##### RECORDS SHOWN

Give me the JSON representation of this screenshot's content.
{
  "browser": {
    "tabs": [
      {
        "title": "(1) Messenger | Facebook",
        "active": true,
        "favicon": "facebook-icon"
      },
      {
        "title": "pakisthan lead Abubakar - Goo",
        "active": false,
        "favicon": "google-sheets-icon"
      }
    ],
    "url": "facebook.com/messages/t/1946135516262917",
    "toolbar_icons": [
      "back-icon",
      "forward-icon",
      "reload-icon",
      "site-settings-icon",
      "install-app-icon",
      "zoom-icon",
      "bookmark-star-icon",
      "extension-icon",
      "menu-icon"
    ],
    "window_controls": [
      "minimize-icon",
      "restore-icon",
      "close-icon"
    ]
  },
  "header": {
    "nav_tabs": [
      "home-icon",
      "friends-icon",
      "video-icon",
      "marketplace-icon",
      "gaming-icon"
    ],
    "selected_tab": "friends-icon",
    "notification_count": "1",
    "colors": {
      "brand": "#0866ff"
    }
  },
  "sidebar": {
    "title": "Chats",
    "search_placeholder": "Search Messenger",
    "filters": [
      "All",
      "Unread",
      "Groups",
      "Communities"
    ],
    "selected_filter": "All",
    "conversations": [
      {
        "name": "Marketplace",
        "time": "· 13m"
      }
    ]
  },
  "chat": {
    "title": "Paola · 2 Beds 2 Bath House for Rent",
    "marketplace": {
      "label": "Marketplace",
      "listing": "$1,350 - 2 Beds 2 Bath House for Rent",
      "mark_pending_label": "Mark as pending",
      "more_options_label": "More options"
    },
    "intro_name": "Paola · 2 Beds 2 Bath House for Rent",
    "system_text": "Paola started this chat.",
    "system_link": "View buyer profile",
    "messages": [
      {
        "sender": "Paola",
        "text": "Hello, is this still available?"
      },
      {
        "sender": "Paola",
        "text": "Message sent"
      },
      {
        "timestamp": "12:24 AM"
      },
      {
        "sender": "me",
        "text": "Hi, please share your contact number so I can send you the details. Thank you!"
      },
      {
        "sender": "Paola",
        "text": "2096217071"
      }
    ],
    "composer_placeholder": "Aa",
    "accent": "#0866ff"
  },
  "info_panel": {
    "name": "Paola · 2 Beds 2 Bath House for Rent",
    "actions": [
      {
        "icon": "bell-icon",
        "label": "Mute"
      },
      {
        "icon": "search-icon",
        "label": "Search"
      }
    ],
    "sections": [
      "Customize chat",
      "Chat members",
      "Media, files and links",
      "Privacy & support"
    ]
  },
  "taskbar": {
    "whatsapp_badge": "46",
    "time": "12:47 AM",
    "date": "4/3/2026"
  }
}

##########
##### RECORDS SHOWN

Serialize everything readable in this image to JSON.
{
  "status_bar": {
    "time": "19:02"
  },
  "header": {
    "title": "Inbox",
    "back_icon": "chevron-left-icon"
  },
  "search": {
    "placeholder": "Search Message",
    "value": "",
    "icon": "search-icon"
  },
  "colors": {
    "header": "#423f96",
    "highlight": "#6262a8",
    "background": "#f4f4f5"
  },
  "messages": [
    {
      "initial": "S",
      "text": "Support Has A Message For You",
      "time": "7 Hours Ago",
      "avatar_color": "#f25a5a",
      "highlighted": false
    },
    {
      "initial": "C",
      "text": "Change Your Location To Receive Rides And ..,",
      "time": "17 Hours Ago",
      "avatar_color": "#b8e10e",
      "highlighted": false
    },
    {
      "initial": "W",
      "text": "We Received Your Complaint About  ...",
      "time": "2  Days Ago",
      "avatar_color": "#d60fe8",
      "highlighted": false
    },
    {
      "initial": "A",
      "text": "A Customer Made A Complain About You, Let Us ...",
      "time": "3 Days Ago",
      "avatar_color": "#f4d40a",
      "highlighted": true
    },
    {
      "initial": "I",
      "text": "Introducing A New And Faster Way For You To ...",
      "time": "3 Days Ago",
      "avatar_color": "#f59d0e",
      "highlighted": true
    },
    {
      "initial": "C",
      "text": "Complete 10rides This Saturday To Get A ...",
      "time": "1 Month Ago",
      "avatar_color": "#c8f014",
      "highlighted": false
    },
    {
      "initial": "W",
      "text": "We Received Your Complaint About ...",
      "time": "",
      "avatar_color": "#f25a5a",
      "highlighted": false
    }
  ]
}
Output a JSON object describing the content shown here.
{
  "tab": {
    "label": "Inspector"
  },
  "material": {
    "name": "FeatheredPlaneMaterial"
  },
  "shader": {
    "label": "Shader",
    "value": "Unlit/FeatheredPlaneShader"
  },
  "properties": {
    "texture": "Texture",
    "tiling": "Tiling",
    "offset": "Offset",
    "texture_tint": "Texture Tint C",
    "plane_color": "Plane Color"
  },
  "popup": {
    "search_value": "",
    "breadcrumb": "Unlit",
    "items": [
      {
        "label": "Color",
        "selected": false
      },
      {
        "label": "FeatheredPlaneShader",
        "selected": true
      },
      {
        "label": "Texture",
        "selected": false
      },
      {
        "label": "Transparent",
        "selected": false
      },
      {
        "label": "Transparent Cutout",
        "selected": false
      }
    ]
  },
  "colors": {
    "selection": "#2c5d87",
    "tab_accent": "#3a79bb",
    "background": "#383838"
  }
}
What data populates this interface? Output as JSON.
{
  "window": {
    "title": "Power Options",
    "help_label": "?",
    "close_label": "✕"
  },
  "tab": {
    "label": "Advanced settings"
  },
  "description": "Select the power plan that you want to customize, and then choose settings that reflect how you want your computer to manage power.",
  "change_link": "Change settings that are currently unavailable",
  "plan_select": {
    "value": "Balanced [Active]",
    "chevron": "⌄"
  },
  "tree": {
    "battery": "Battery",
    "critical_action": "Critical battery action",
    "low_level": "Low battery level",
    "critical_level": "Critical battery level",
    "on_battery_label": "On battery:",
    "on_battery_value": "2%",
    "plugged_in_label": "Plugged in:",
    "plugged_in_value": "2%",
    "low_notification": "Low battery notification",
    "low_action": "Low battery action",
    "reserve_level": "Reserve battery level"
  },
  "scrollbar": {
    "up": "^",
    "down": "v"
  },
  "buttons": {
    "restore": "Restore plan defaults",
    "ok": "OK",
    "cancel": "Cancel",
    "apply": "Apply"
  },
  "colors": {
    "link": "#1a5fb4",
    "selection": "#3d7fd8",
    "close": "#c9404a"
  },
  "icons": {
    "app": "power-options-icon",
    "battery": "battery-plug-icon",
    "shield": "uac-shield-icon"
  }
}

##########

> _SET PROBLEM_
Select every line in the material above where the string "title" occurs, and copy it.

> _ANSWER TO THE PROBLEM_
        "title": "(1) Messenger | Facebook",
        "title": "pakisthan lead Abubakar - Goo",
    "title": "Chats",
    "title": "Paola · 2 Beds 2 Bath House for Rent",
    "title": "Inbox",
    "title": "Power Options",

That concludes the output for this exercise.